▶ Your goal:
Every line that holds "HIGH" should be shown.

▶ Dataset records:
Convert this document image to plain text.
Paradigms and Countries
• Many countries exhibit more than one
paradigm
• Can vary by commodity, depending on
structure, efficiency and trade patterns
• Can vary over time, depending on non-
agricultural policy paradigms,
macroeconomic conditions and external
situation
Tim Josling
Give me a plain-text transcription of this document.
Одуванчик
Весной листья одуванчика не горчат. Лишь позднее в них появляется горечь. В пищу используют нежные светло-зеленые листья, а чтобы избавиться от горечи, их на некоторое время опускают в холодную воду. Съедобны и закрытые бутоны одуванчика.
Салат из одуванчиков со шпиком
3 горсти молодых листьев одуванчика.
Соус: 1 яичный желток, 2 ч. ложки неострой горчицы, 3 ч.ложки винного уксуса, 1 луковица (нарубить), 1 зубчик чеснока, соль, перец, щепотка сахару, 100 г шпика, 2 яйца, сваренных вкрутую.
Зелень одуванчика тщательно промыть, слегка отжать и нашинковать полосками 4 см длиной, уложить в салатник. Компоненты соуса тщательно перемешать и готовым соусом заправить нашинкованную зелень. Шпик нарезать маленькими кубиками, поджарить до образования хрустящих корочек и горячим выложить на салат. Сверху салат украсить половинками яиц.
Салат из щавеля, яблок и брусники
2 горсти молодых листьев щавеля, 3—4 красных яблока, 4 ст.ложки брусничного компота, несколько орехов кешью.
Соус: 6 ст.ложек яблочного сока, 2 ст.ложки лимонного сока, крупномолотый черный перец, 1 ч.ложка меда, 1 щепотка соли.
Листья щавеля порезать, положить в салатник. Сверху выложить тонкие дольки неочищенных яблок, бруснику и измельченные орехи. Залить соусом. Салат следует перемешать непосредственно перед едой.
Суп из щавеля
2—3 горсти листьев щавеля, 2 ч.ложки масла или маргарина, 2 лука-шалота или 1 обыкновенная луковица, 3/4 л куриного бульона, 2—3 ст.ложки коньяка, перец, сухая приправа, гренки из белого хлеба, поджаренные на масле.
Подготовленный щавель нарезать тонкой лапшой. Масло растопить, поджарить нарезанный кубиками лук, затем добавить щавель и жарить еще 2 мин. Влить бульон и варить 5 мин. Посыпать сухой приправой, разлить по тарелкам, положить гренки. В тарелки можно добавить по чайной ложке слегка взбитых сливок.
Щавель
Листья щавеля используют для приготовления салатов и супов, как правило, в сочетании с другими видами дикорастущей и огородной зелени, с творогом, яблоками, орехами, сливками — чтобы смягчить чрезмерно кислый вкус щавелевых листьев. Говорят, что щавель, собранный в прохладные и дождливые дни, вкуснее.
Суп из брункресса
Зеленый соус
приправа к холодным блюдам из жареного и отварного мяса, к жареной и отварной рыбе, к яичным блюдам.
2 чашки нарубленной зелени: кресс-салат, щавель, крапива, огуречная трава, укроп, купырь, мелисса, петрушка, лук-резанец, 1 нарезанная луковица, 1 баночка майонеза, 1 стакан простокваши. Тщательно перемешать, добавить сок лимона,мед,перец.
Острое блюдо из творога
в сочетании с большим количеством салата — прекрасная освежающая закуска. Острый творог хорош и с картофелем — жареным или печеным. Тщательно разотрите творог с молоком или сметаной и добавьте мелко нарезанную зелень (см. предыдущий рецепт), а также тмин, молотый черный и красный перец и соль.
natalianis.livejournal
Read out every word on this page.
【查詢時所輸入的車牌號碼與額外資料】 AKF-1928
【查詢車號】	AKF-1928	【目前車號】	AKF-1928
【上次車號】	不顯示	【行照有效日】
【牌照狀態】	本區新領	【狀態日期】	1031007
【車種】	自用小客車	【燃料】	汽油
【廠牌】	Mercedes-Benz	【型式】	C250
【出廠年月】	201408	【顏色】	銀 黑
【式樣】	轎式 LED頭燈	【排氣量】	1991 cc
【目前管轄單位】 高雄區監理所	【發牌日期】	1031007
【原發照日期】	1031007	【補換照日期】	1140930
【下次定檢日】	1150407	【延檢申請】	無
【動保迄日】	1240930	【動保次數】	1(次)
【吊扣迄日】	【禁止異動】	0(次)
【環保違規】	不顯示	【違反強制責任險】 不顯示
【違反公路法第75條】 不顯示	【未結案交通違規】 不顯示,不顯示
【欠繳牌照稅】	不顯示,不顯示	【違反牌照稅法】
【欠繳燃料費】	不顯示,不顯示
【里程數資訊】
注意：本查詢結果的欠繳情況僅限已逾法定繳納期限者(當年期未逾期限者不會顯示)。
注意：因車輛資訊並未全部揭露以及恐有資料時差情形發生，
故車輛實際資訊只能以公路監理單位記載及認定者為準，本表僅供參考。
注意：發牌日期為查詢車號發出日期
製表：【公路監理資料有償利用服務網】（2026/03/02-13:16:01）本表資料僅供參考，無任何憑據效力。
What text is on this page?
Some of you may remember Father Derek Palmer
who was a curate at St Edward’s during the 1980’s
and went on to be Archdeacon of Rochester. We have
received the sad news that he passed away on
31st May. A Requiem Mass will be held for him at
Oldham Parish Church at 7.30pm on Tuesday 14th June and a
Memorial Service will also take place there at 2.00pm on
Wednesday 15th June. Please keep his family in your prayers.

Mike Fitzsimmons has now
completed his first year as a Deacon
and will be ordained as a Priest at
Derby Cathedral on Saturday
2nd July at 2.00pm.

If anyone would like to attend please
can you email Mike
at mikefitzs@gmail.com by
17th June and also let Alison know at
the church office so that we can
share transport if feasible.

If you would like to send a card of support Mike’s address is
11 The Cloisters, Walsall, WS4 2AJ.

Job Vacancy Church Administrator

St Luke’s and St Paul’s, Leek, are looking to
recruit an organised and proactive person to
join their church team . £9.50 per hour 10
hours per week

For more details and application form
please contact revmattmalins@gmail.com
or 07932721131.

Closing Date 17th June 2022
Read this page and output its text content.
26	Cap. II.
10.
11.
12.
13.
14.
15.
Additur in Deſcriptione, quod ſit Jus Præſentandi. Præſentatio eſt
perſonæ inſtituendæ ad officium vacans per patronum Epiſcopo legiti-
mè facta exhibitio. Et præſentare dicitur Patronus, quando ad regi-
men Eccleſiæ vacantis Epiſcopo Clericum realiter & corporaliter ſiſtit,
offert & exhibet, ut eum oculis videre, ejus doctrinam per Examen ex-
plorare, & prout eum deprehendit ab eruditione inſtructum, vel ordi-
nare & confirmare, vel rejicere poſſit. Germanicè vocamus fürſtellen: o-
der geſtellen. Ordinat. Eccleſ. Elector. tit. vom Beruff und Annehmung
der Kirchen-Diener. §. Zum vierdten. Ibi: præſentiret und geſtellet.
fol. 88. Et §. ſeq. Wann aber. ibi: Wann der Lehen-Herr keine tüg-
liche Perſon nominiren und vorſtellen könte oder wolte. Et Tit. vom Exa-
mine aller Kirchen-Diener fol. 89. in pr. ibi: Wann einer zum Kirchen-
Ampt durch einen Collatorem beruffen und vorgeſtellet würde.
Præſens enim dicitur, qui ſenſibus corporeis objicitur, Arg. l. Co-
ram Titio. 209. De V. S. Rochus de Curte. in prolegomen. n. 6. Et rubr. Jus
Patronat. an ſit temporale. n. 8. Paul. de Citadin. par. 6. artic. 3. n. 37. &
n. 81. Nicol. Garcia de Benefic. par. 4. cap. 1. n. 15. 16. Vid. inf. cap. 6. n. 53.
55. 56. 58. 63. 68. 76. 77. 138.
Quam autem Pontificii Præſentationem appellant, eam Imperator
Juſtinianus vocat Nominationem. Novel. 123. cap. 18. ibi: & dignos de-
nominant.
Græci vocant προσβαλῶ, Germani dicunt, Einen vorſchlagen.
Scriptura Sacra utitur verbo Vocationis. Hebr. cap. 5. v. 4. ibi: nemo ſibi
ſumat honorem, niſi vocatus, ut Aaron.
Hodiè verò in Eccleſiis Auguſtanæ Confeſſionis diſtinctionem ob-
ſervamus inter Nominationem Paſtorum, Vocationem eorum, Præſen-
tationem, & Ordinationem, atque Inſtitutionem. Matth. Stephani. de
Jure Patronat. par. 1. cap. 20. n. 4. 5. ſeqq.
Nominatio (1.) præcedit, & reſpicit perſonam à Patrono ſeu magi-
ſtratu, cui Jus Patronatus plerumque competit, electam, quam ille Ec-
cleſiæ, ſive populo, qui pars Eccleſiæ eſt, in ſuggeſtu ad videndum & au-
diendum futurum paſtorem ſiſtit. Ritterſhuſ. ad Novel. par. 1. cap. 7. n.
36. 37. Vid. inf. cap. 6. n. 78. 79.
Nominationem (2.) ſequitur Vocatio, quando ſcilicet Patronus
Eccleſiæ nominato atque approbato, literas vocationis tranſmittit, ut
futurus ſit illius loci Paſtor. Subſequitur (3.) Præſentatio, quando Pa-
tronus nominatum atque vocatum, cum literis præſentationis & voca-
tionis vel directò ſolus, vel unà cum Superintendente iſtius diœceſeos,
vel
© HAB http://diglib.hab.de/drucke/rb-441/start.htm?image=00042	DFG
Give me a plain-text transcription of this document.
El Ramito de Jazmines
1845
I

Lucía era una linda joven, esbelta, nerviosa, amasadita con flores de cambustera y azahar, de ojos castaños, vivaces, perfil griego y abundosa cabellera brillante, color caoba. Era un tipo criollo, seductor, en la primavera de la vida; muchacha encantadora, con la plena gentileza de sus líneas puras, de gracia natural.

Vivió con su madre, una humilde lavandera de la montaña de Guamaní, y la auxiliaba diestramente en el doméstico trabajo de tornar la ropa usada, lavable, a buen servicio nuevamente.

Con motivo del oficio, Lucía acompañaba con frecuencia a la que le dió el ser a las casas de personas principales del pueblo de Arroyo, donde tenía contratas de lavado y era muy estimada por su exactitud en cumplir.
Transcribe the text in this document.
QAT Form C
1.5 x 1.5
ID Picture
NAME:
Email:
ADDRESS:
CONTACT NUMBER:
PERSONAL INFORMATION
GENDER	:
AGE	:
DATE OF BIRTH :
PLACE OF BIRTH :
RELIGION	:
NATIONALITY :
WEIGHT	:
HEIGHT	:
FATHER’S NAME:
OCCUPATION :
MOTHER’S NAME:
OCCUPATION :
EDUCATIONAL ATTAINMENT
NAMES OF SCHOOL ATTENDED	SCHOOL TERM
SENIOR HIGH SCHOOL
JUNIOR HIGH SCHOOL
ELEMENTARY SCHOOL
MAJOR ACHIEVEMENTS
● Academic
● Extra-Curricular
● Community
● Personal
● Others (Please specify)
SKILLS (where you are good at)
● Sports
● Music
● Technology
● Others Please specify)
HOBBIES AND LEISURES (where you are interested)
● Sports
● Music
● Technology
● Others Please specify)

▶ Solution:
SENIOR HIGH SCHOOL
JUNIOR HIGH SCHOOL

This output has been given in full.